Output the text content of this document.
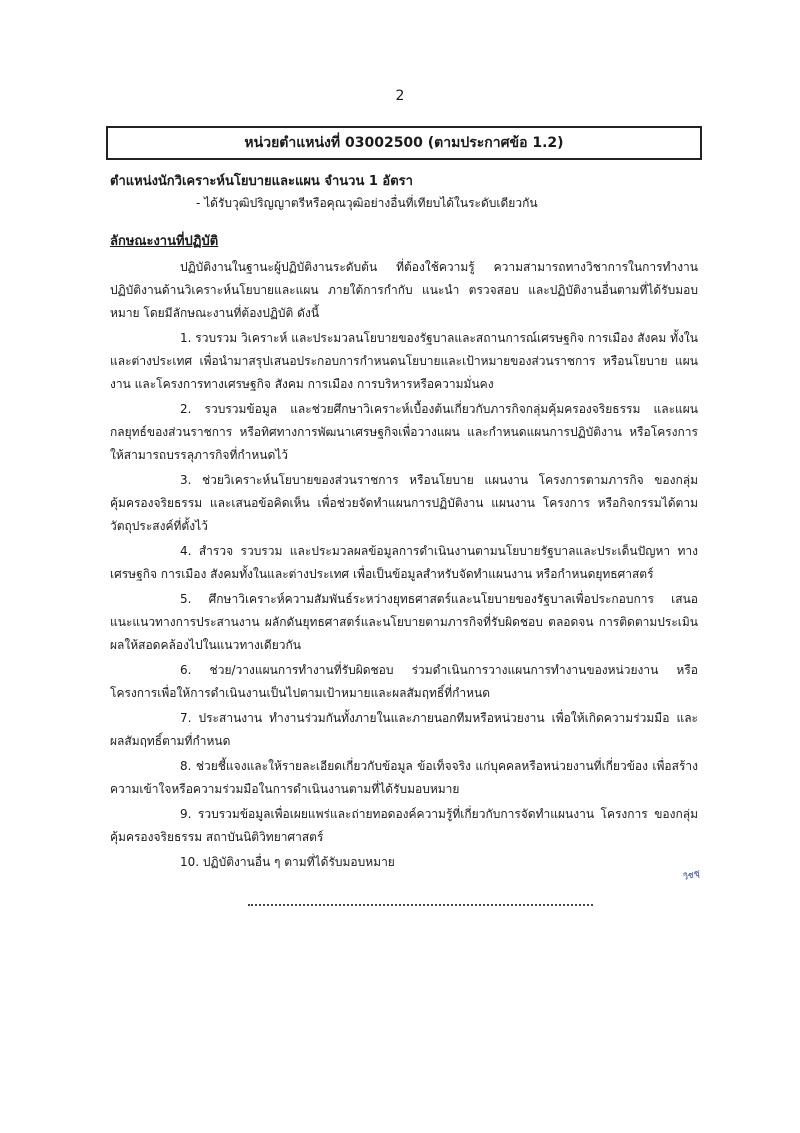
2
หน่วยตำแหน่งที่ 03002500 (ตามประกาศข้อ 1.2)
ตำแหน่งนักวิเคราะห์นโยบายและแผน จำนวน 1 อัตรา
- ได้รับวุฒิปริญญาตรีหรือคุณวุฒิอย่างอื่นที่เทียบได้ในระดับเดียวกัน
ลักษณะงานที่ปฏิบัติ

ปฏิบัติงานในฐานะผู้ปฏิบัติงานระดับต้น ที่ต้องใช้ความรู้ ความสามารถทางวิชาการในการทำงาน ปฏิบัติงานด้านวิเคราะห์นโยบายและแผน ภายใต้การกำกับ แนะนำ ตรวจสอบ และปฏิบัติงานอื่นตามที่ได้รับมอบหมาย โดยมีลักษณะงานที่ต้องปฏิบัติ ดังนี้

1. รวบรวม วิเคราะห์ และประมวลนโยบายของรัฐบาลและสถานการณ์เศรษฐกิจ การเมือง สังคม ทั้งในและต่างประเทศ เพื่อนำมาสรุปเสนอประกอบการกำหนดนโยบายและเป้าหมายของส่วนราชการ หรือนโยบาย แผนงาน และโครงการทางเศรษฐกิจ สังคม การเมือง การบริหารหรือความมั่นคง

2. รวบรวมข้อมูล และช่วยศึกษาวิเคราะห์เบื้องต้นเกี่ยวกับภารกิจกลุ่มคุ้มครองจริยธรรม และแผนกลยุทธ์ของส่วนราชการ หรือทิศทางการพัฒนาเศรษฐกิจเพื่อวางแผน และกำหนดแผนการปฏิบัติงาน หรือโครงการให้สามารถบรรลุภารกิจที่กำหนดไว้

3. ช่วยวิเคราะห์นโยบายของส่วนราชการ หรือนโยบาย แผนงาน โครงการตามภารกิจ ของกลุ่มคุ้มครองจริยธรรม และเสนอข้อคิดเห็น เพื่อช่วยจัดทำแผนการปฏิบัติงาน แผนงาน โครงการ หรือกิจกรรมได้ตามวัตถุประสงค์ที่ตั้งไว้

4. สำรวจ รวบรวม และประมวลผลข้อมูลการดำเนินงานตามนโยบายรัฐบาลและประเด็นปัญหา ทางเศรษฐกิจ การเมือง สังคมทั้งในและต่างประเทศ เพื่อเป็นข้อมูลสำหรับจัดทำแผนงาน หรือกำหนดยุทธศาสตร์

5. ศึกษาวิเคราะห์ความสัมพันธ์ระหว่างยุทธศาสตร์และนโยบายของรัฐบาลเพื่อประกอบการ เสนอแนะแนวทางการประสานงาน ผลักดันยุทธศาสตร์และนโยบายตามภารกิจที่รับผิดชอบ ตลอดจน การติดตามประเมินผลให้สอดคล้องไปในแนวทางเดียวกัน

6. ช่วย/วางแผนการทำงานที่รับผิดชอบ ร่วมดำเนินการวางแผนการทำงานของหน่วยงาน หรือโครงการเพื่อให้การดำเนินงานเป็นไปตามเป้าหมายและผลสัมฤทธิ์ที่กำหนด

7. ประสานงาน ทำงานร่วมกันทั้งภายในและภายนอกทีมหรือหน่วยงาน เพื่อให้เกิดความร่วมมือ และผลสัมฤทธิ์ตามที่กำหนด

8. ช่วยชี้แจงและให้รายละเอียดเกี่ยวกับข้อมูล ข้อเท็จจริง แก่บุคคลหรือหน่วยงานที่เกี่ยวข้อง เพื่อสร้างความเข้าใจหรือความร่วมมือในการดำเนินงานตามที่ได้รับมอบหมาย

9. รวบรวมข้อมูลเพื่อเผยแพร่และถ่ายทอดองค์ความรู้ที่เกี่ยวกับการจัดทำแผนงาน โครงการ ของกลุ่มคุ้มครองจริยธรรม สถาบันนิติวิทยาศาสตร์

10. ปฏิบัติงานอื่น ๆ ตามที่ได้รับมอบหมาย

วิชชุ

=======

TASK GOAL: Go through the listing above and return every line where the word "ทธศาสตร" occurs.

RESPONSE TO THIS TASK:
4. สำรวจ รวบรวม และประมวลผลข้อมูลการดำเนินงานตามนโยบายรัฐบาลและประเด็นปัญหา ทางเศรษฐกิจ การเมือง สังคมทั้งในและต่างประเทศ เพื่อเป็นข้อมูลสำหรับจัดทำแผนงาน หรือกำหนดยุทธศาสตร์
5. ศึกษาวิเคราะห์ความสัมพันธ์ระหว่างยุทธศาสตร์และนโยบายของรัฐบาลเพื่อประกอบการ เสนอแนะแนวทางการประสานงาน ผลักดันยุทธศาสตร์และนโยบายตามภารกิจที่รับผิดชอบ ตลอดจน การติดตามประเมินผลให้สอดคล้องไปในแนวทางเดียวกัน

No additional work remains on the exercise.